SET PROBLEM: Set down each record exactly as written.

═══ DATA SHOWN ═══

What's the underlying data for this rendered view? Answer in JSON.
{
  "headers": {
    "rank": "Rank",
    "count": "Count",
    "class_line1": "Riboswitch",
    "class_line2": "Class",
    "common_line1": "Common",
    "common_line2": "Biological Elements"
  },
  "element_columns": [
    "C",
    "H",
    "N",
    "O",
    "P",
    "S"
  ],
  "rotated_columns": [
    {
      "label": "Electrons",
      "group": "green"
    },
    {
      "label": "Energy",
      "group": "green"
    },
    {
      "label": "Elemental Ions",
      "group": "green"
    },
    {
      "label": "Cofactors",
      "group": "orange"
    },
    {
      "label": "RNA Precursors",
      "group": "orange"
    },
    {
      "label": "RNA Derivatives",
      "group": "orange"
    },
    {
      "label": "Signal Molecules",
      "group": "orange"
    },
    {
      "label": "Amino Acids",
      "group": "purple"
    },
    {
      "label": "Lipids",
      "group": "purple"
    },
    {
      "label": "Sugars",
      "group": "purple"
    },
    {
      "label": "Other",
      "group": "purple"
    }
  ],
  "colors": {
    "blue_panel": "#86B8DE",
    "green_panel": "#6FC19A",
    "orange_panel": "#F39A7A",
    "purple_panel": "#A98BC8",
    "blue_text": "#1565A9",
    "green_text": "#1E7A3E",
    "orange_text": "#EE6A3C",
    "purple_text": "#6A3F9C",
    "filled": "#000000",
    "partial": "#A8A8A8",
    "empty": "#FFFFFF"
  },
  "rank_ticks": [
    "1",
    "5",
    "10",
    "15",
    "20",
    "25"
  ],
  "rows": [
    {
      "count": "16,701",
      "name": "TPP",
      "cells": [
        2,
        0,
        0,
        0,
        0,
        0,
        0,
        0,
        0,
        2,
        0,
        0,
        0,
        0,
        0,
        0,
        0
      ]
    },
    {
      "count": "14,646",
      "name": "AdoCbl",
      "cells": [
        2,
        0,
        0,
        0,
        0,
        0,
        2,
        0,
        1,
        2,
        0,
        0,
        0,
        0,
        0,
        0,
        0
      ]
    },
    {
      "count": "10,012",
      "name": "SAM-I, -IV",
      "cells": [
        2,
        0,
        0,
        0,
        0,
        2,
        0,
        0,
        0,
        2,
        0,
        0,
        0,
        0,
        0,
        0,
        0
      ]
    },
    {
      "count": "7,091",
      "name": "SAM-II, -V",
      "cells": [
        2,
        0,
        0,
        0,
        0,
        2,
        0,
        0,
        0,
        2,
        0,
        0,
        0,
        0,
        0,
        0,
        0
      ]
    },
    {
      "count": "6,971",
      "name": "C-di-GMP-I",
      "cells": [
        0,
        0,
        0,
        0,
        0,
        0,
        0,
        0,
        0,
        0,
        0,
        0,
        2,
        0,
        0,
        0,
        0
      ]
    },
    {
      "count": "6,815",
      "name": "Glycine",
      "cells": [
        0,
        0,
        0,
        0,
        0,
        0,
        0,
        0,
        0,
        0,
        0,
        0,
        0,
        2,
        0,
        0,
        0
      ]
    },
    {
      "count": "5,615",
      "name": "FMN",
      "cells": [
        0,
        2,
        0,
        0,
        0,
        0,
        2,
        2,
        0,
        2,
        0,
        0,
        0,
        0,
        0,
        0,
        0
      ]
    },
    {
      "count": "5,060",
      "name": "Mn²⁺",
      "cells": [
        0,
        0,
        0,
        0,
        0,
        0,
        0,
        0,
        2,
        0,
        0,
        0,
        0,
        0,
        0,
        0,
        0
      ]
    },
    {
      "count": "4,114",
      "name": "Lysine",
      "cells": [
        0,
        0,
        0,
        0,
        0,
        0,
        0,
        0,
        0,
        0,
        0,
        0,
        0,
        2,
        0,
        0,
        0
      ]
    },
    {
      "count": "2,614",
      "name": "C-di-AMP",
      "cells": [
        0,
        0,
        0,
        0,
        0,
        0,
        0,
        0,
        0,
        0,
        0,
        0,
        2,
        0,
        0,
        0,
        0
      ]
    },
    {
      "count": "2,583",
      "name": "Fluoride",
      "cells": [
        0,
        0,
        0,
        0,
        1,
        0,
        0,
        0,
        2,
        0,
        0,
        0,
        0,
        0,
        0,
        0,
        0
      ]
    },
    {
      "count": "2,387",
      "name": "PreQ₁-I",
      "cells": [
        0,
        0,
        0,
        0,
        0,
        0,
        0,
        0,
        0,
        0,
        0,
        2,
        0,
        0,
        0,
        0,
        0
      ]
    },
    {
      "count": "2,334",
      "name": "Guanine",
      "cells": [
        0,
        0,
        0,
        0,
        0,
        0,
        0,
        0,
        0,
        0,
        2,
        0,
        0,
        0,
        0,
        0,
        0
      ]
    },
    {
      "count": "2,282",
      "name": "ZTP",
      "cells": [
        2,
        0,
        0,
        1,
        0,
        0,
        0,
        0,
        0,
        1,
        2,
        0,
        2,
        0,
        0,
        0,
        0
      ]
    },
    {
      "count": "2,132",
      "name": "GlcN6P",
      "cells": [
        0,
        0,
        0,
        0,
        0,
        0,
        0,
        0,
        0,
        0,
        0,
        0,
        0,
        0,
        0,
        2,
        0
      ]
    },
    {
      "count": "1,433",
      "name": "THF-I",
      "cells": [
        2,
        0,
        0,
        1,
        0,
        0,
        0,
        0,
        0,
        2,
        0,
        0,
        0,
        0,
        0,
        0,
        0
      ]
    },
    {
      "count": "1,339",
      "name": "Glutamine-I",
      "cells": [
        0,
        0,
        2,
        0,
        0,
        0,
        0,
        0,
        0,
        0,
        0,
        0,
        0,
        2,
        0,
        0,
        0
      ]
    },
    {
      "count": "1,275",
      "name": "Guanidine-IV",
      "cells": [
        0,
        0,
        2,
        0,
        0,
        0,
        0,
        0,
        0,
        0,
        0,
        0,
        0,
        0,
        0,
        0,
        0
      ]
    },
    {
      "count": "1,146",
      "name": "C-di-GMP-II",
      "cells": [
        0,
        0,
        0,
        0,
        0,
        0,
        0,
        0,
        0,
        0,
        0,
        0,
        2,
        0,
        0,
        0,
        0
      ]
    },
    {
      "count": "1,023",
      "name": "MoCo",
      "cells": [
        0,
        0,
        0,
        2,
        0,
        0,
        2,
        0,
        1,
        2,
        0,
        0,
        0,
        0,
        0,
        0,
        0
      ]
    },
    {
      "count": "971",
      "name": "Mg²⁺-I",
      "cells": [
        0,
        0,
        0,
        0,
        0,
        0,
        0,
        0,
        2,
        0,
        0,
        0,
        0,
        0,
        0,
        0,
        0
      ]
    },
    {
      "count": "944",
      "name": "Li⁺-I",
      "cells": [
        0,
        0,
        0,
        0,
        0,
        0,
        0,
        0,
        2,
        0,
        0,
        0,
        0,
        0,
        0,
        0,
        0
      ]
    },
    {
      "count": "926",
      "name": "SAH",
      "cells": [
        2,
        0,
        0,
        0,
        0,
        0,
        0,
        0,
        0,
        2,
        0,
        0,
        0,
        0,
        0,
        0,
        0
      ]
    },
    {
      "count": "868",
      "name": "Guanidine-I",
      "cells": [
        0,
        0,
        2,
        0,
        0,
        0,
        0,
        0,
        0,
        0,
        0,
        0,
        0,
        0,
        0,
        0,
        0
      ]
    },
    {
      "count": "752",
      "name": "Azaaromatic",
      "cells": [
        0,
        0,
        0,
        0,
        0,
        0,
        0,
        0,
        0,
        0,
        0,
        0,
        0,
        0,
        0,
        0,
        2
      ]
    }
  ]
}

═══

SOLVED PROBLEM:
What's the underlying data for this rendered view? Answer in JSON.
{
  "headers": {
    "rank": "Rank",
    "count": "Count",
    "class_line1": "Riboswitch",
    "class_line2": "Class",
    "common_line1": "Common",
    "common_line2": "Biological Elements"
  },
  "element_columns": [
    "C",
    "H",
    "N",
    "O",
    "P",
    "S"
  ],
  "rotated_columns": [
    {
      "label": "Electrons",
      "group": "green"
    },
    {
      "label": "Energy",
      "group": "green"
    },
    {
      "label": "Elemental Ions",
      "group": "green"
    },
    {
      "label": "Cofactors",
      "group": "orange"
    },
    {
      "label": "RNA Precursors",
      "group": "orange"
    },
    {
      "label": "RNA Derivatives",
      "group": "orange"
    },
    {
      "label": "Signal Molecules",
      "group": "orange"
    },
    {
      "label": "Amino Acids",
      "group": "purple"
    },
    {
      "label": "Lipids",
      "group": "purple"
    },
    {
      "label": "Sugars",
      "group": "purple"
    },
    {
      "label": "Other",
      "group": "purple"
    }
  ],
  "colors": {
    "blue_panel": "#86B8DE",
    "green_panel": "#6FC19A",
    "orange_panel": "#F39A7A",
    "purple_panel": "#A98BC8",
    "blue_text": "#1565A9",
    "green_text": "#1E7A3E",
    "orange_text": "#EE6A3C",
    "purple_text": "#6A3F9C",
    "filled": "#000000",
    "partial": "#A8A8A8",
    "empty": "#FFFFFF"
  },
  "rank_ticks": [
    "1",
    "5",
    "10",
    "15",
    "20",
    "25"
  ],
  "rows": [
    {
      "count": "16,701",
      "name": "TPP",
      "cells": [
        2,
        0,
        0,
        0,
        0,
        0,
        0,
        0,
        0,
        2,
        0,
        0,
        0,
        0,
        0,
        0,
        0
      ]
    },
    {
      "count": "14,646",
      "name": "AdoCbl",
      "cells": [
        2,
        0,
        0,
        0,
        0,
        0,
        2,
        0,
        1,
        2,
        0,
        0,
        0,
        0,
        0,
        0,
        0
      ]
    },
    {
      "count": "10,012",
      "name": "SAM-I, -IV",
      "cells": [
        2,
        0,
        0,
        0,
        0,
        2,
        0,
        0,
        0,
        2,
        0,
        0,
        0,
        0,
        0,
        0,
        0
      ]
    },
    {
      "count": "7,091",
      "name": "SAM-II, -V",
      "cells": [
        2,
        0,
        0,
        0,
        0,
        2,
        0,
        0,
        0,
        2,
        0,
        0,
        0,
        0,
        0,
        0,
        0
      ]
    },
    {
      "count": "6,971",
      "name": "C-di-GMP-I",
      "cells": [
        0,
        0,
        0,
        0,
        0,
        0,
        0,
        0,
        0,
        0,
        0,
        0,
        2,
        0,
        0,
        0,
        0
      ]
    },
    {
      "count": "6,815",
      "name": "Glycine",
      "cells": [
        0,
        0,
        0,
        0,
        0,
        0,
        0,
        0,
        0,
        0,
        0,
        0,
        0,
        2,
        0,
        0,
        0
      ]
    },
    {
      "count": "5,615",
      "name": "FMN",
      "cells": [
        0,
        2,
        0,
        0,
        0,
        0,
        2,
        2,
        0,
        2,
        0,
        0,
        0,
        0,
        0,
        0,
        0
      ]
    },
    {
      "count": "5,060",
      "name": "Mn²⁺",
      "cells": [
        0,
        0,
        0,
        0,
        0,
        0,
        0,
        0,
        2,
        0,
        0,
        0,
        0,
        0,
        0,
        0,
        0
      ]
    },
    {
      "count": "4,114",
      "name": "Lysine",
      "cells": [
        0,
        0,
        0,
        0,
        0,
        0,
        0,
        0,
        0,
        0,
        0,
        0,
        0,
        2,
        0,
        0,
        0
      ]
    },
    {
      "count": "2,614",
      "name": "C-di-AMP",
      "cells": [
        0,
        0,
        0,
        0,
        0,
        0,
        0,
        0,
        0,
        0,
        0,
        0,
        2,
        0,
        0,
        0,
        0
      ]
    },
    {
      "count": "2,583",
      "name": "Fluoride",
      "cells": [
        0,
        0,
        0,
        0,
        1,
        0,
        0,
        0,
        2,
        0,
        0,
        0,
        0,
        0,
        0,
        0,
        0
      ]
    },
    {
      "count": "2,387",
      "name": "PreQ₁-I",
      "cells": [
        0,
        0,
        0,
        0,
        0,
        0,
        0,
        0,
        0,
        0,
        0,
        2,
        0,
        0,
        0,
        0,
        0
      ]
    },
    {
      "count": "2,334",
      "name": "Guanine",
      "cells": [
        0,
        0,
        0,
        0,
        0,
        0,
        0,
        0,
        0,
        0,
        2,
        0,
        0,
        0,
        0,
        0,
        0
      ]
    },
    {
      "count": "2,282",
      "name": "ZTP",
      "cells": [
        2,
        0,
        0,
        1,
        0,
        0,
        0,
        0,
        0,
        1,
        2,
        0,
        2,
        0,
        0,
        0,
        0
      ]
    },
    {
      "count": "2,132",
      "name": "GlcN6P",
      "cells": [
        0,
        0,
        0,
        0,
        0,
        0,
        0,
        0,
        0,
        0,
        0,
        0,
        0,
        0,
        0,
        2,
        0
      ]
    },
    {
      "count": "1,433",
      "name": "THF-I",
      "cells": [
        2,
        0,
        0,
        1,
        0,
        0,
        0,
        0,
        0,
        2,
        0,
        0,
        0,
        0,
        0,
        0,
        0
      ]
    },
    {
      "count": "1,339",
      "name": "Glutamine-I",
      "cells": [
        0,
        0,
        2,
        0,
        0,
        0,
        0,
        0,
        0,
        0,
        0,
        0,
        0,
        2,
        0,
        0,
        0
      ]
    },
    {
      "count": "1,275",
      "name": "Guanidine-IV",
      "cells": [
        0,
        0,
        2,
        0,
        0,
        0,
        0,
        0,
        0,
        0,
        0,
        0,
        0,
        0,
        0,
        0,
        0
      ]
    },
    {
      "count": "1,146",
      "name": "C-di-GMP-II",
      "cells": [
        0,
        0,
        0,
        0,
        0,
        0,
        0,
        0,
        0,
        0,
        0,
        0,
        2,
        0,
        0,
        0,
        0
      ]
    },
    {
      "count": "1,023",
      "name": "MoCo",
      "cells": [
        0,
        0,
        0,
        2,
        0,
        0,
        2,
        0,
        1,
        2,
        0,
        0,
        0,
        0,
        0,
        0,
        0
      ]
    },
    {
      "count": "971",
      "name": "Mg²⁺-I",
      "cells": [
        0,
        0,
        0,
        0,
        0,
        0,
        0,
        0,
        2,
        0,
        0,
        0,
        0,
        0,
        0,
        0,
        0
      ]
    },
    {
      "count": "944",
      "name": "Li⁺-I",
      "cells": [
        0,
        0,
        0,
        0,
        0,
        0,
        0,
        0,
        2,
        0,
        0,
        0,
        0,
        0,
        0,
        0,
        0
      ]
    },
    {
      "count": "926",
      "name": "SAH",
      "cells": [
        2,
        0,
        0,
        0,
        0,
        0,
        0,
        0,
        0,
        2,
        0,
        0,
        0,
        0,
        0,
        0,
        0
      ]
    },
    {
      "count": "868",
      "name": "Guanidine-I",
      "cells": [
        0,
        0,
        2,
        0,
        0,
        0,
        0,
        0,
        0,
        0,
        0,
        0,
        0,
        0,
        0,
        0,
        0
      ]
    },
    {
      "count": "752",
      "name": "Azaaromatic",
      "cells": [
        0,
        0,
        0,
        0,
        0,
        0,
        0,
        0,
        0,
        0,
        0,
        0,
        0,
        0,
        0,
        0,
        2
      ]
    }
  ]
}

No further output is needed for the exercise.